Task goal |
Check each line of the material below, and copy it if it holds the string "JSON".
============
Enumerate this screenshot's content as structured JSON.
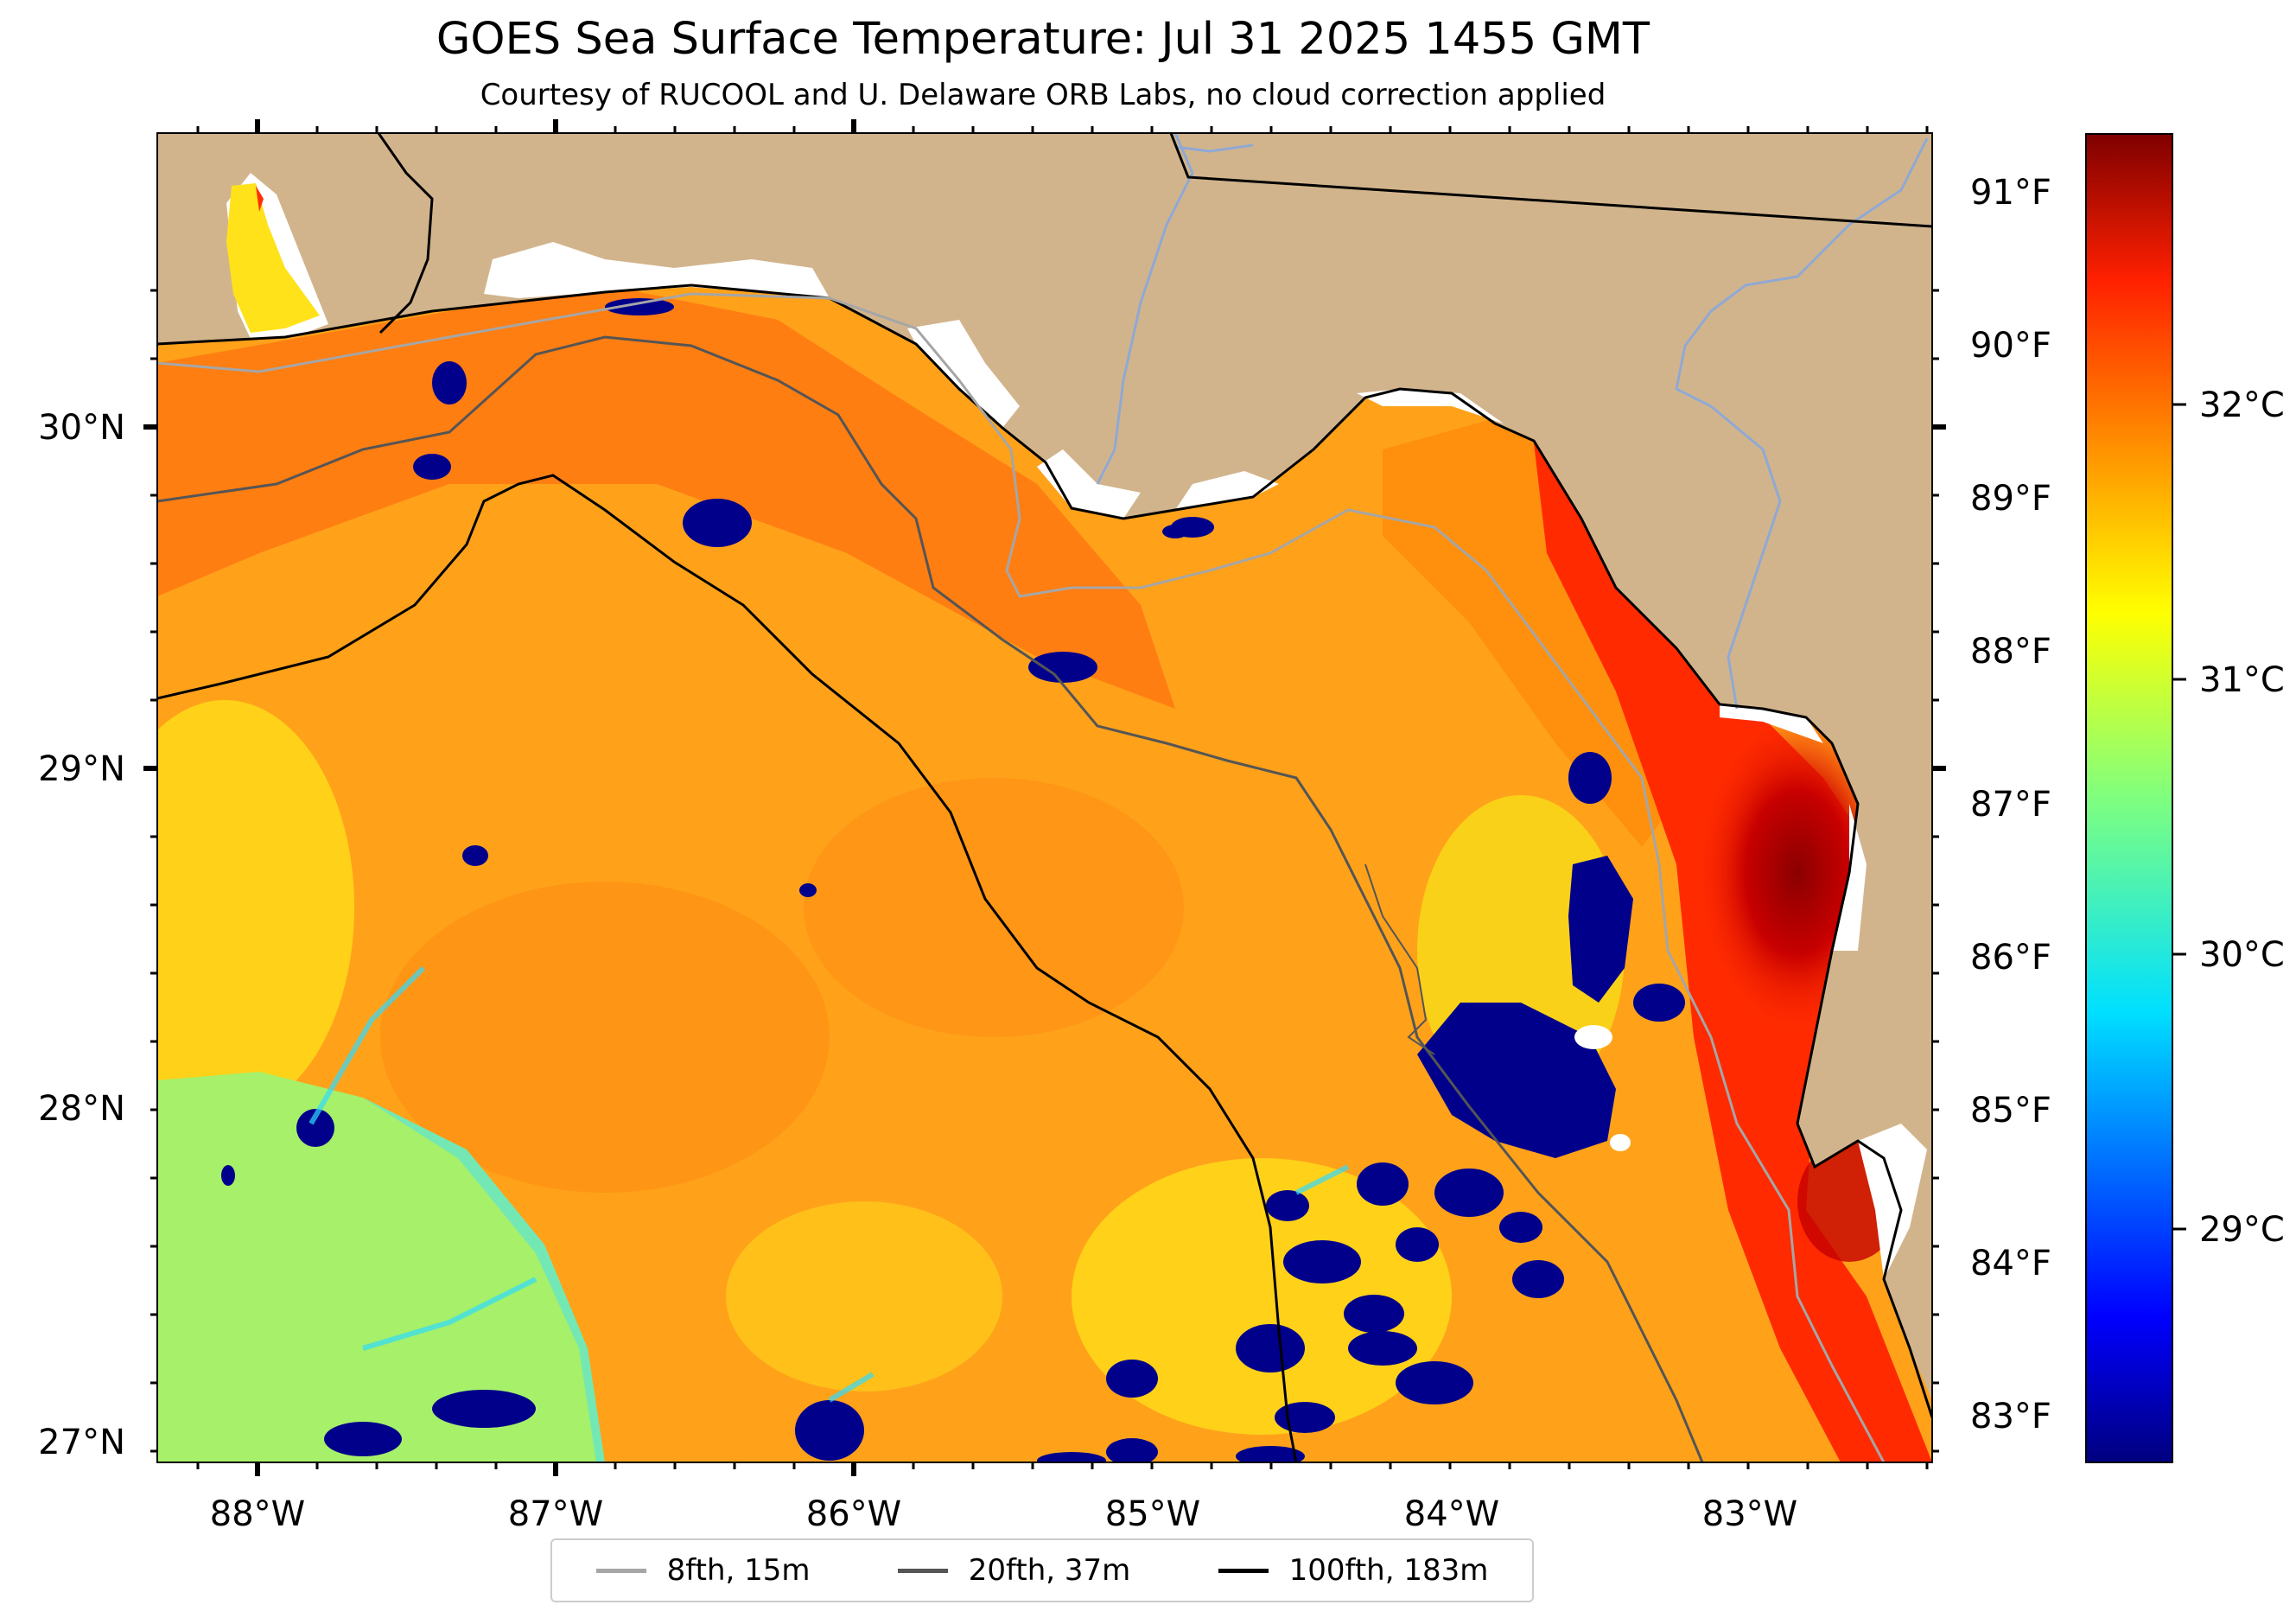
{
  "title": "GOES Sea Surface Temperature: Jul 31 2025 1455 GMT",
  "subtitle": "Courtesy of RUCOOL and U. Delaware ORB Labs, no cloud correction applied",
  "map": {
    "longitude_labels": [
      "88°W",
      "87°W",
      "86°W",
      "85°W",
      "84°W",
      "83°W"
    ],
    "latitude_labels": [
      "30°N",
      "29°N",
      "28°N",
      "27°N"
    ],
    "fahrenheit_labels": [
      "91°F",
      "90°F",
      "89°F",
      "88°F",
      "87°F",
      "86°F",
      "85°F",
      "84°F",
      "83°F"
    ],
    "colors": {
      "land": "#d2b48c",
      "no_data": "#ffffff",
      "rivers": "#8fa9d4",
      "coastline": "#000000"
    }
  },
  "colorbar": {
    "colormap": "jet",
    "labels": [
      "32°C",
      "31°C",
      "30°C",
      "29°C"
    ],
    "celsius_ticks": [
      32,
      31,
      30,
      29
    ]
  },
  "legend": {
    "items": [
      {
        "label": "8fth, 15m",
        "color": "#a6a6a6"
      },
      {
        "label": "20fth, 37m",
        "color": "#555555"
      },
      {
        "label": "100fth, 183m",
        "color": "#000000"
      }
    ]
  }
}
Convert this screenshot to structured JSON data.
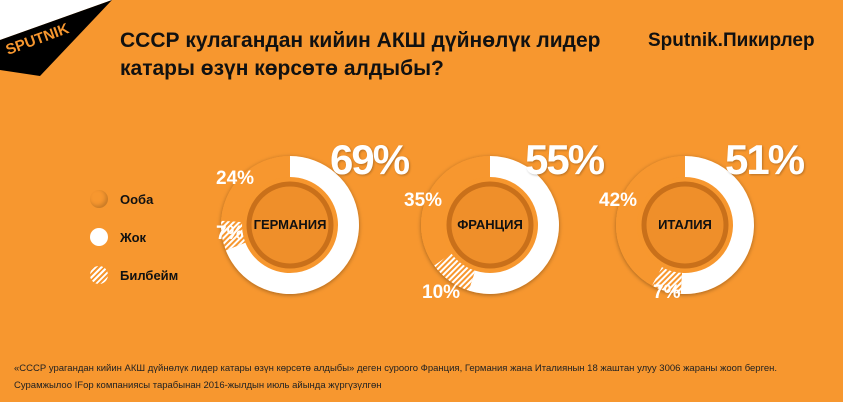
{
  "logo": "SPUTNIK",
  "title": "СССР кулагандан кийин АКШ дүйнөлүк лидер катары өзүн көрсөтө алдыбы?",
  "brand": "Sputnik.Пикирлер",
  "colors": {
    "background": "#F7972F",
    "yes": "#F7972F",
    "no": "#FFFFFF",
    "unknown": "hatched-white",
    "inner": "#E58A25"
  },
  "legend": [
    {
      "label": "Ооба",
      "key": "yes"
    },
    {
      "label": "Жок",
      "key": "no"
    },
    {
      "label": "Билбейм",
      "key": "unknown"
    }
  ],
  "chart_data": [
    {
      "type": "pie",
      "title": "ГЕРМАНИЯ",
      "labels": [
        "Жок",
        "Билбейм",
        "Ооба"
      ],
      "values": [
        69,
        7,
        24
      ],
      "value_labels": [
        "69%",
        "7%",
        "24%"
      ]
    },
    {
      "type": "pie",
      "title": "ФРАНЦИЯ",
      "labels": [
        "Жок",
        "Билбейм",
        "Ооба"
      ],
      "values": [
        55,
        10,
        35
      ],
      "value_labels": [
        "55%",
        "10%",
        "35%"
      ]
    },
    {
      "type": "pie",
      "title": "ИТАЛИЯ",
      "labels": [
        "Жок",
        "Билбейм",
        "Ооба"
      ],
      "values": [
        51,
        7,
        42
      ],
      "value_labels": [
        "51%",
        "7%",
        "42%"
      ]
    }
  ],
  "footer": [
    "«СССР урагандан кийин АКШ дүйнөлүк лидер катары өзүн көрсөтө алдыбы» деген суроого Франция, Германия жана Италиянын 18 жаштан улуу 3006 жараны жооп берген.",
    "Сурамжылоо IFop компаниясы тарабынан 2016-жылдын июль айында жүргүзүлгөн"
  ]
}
============
Exercise output |
Enumerate this screenshot's content as structured JSON.
Convert this screenshot to structured JSON data.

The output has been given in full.